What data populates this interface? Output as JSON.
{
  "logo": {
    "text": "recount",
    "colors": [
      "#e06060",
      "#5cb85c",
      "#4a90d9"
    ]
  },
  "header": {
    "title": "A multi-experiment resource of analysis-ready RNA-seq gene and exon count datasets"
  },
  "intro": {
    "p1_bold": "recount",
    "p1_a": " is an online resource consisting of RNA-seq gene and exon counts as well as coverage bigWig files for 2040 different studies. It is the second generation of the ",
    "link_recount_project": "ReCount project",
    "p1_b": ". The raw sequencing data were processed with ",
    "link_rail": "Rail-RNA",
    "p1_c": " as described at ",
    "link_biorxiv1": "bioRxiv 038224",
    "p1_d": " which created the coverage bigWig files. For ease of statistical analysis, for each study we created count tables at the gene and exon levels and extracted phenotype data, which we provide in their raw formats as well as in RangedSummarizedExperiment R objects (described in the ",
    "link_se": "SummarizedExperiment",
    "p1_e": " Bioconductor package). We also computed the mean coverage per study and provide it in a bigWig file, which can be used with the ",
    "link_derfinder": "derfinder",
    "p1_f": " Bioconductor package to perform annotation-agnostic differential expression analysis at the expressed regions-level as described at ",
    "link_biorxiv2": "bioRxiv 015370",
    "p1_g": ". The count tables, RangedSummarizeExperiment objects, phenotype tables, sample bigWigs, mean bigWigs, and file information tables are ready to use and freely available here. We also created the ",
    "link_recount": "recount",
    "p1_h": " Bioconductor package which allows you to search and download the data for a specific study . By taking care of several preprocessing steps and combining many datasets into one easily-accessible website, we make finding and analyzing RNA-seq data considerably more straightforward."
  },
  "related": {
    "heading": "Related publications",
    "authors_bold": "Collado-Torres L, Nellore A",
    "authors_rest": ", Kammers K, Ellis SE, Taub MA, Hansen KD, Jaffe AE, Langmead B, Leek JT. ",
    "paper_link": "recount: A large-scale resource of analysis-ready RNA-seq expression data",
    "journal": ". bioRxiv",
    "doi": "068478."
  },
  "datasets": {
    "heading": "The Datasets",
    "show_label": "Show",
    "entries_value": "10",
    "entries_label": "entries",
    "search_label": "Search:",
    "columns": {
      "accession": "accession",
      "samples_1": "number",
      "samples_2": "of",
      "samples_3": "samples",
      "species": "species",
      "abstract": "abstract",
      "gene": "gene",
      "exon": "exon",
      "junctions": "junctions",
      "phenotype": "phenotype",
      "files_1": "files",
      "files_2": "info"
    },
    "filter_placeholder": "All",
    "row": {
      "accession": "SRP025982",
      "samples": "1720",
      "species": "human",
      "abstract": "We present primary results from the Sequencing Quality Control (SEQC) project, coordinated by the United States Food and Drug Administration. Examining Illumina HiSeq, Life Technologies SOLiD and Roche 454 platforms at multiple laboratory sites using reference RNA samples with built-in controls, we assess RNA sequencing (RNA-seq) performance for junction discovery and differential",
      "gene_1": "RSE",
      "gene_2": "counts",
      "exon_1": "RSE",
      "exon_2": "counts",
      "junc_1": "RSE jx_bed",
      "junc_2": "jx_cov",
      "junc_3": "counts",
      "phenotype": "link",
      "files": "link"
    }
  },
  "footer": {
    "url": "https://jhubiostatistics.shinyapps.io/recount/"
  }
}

- - - - - - -

Copy out every line of the entries where the string "mean" shows up.

#### OUTPUT:
    "p1_e": " Bioconductor package). We also computed the mean coverage per study and provide it in a bigWig file, which can be used with the ",
    "p1_g": ". The count tables, RangedSummarizeExperiment objects, phenotype tables, sample bigWigs, mean bigWigs, and file information tables are ready to use and freely available here. We also created the ",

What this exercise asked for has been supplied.